**DO THIS**: Select the lines below containing the word "point".

**DATASET RECORDS**:
↓

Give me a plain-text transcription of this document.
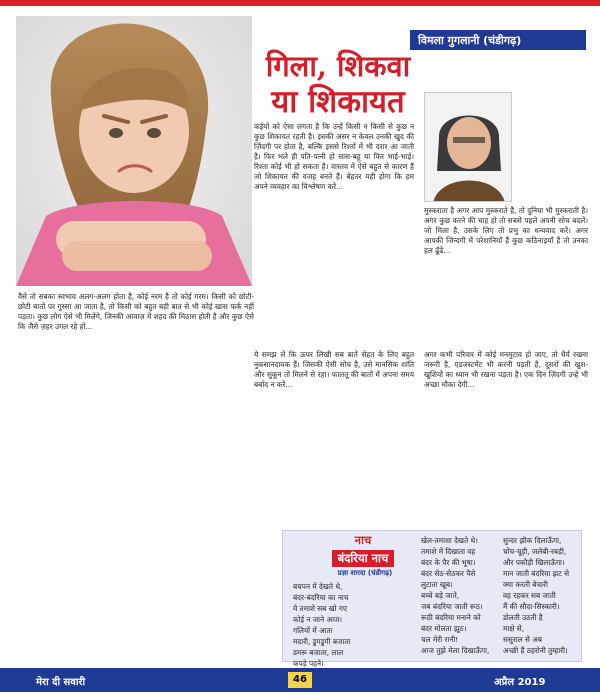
गिला, शिकवा
या शिकायत
विमला गुगलानी (चंडीगढ़)

कईयों को ऐसा लगता है कि उन्हें किसी न किसी से कुछ न कुछ शिकायत रहती है। इसकी असर न केवल उनकी खुद की ज़िंदगी पर होता है, बल्कि इससे रिश्तों में भी दरार आ जाती है। फिर भले ही पति-पत्नी हो सास-बहू या फिर भाई-भाई। रिश्ता कोई भी हो सकता है। वास्तव में ऐसे बहुत से कारण हैं जो शिकायत की वजह बनते हैं। बेहतर यही होगा कि हम अपने व्यवहार का विश्लेषण करें...

मुस्कराता है अगर आप मुस्कराते हैं, तो दुनिया भी मुस्कराती है। अगर कुछ करने की चाह हो तो सबसे पहले अपनी सोच बदलें। जो मिला है, उसके लिए तो प्रभु का धन्यवाद करें। अगर आपकी जिन्दगी में परेशानियाँ हैं कुछ कठिनाइयाँ हैं तो उनका हल ढूँढें...

वैसे तो सबका स्वभाव अलग-अलग होता है, कोई नरम है तो कोई गरम। किसी को छोटी-छोटी बातों पर गुस्सा आ जाता है, तो किसी को बहुत बड़ी बात से भी कोई खास फर्क नहीं पड़ता। कुछ लोग ऐसे भी मिलेंगे, जिनकी आवाज़ में शहद की मिठास होती है और कुछ ऐसे कि जैसे ज़हर उगल रहे हों...

ये समझ लें कि ऊपर लिखी सब बातें सेहत के लिए बहुत नुकसानदायक हैं। जिसकी ऐसी सोच है, उसे मानसिक शांति और सुकून तो मिलने से रहा। फालतू की बातों में अपना समय बर्बाद न करें...

अगर कभी परिवार में कोई मनमुटाव हो जाए, तो धैर्य रखना जरूरी है, एडजस्टमेंट भी करनी पड़ती है, दूसरों की खुश-खुशियों का ध्यान भी रखना पड़ता है। एक दिन ज़िंदगी उन्हें भी अच्छा मौका देगी...

नाच
बंदरिया नाच
प्रज्ञा शारदा (चंडीगढ़)
बचपन में देखते थे,
बंदर-बंदरिया का नाच
ये तमाशे सब खो गए
कोई न जाने आज।
गलियों में आता
मदारी, डुगडुगी बजाता
डमरू बजाता, लाल
कपड़े पहने।
खेल-तमाशा देखते थे।
तमाशे में दिखाता वह
बंदर के पैर की भूषा।
बंदर सेठ-सेठकर पैसे
लुटाता खूब।
बच्चे बड़े जाते,
जब बंदरिया जाती रूठ।
रूठी बंदरिया मनाने को
बंदर मोलता झूठ।
चल मेरी रानी!
आज तुझे मेला दिखाऊँगा,
सुन्दर झीक दिलाऊँगा,
चोंच-चूड़ी, जलेबी-रबड़ी,
और पकौड़ी खिलाऊँगा।
मान जाती बंदरिया झट से
क्या करती बेचारी
वह रहकर सब जाती
मैं की सौदा-सिस्कारी।
डोलती उठती है
माक्षे से,
ससुराल से अब
अच्छी हैं ठहरोनी तुम्हारी।
मेरा दी सवारी	46	अप्रैल 2019
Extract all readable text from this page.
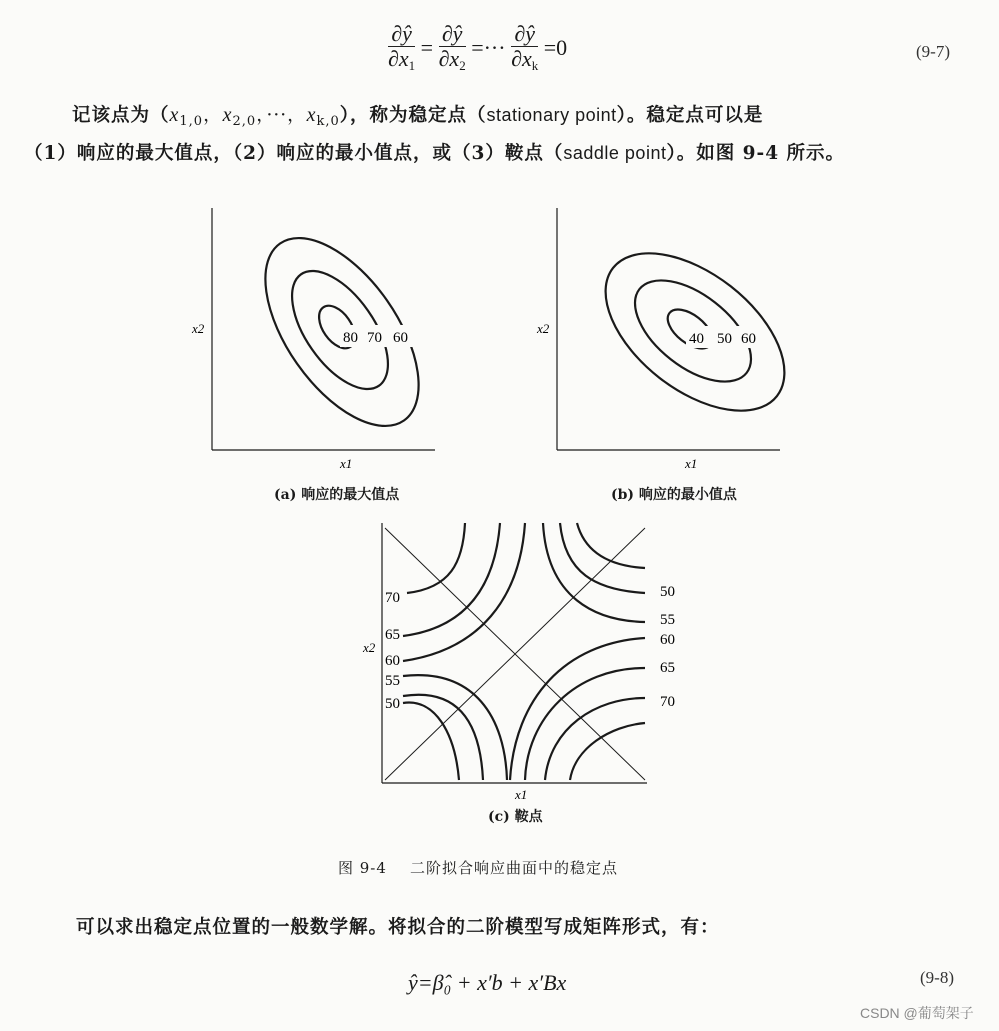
$\frac{\partial ŷ}{\partial x_1} = \frac{\partial ŷ}{\partial x_2}$ =··· $\frac{\partial ŷ}{\partial x_k} =0$	(9-7)
记该点为（$x_{1,0}$，$x_{2,0}$，···，$x_{k,0}$），称为稳定点（stationary point）。稳定点可以是
（1）响应的最大值点，（2）响应的最小值点，或（3）鞍点（saddle point）。如图 9-4 所示。
80 70 60
x2
x1
(a) 响应的最大值点
40 50 60
x2
x1
(b) 响应的最小值点
70
65
60
55
50
50
55
60
65
70
x2
x1
(c) 鞍点
图 9-4    二阶拟合响应曲面中的稳定点
可以求出稳定点位置的一般数学解。将拟合的二阶模型写成矩阵形式，有：
ŷ=β̂₀ + x′b + x′Bx	(9-8)
CSDN @葡萄架子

↑

**WORKED ANSWER**:
记该点为（$x_{1,0}$，$x_{2,0}$，···，$x_{k,0}$），称为稳定点（stationary point）。稳定点可以是
（1）响应的最大值点，（2）响应的最小值点，或（3）鞍点（saddle point）。如图 9-4 所示。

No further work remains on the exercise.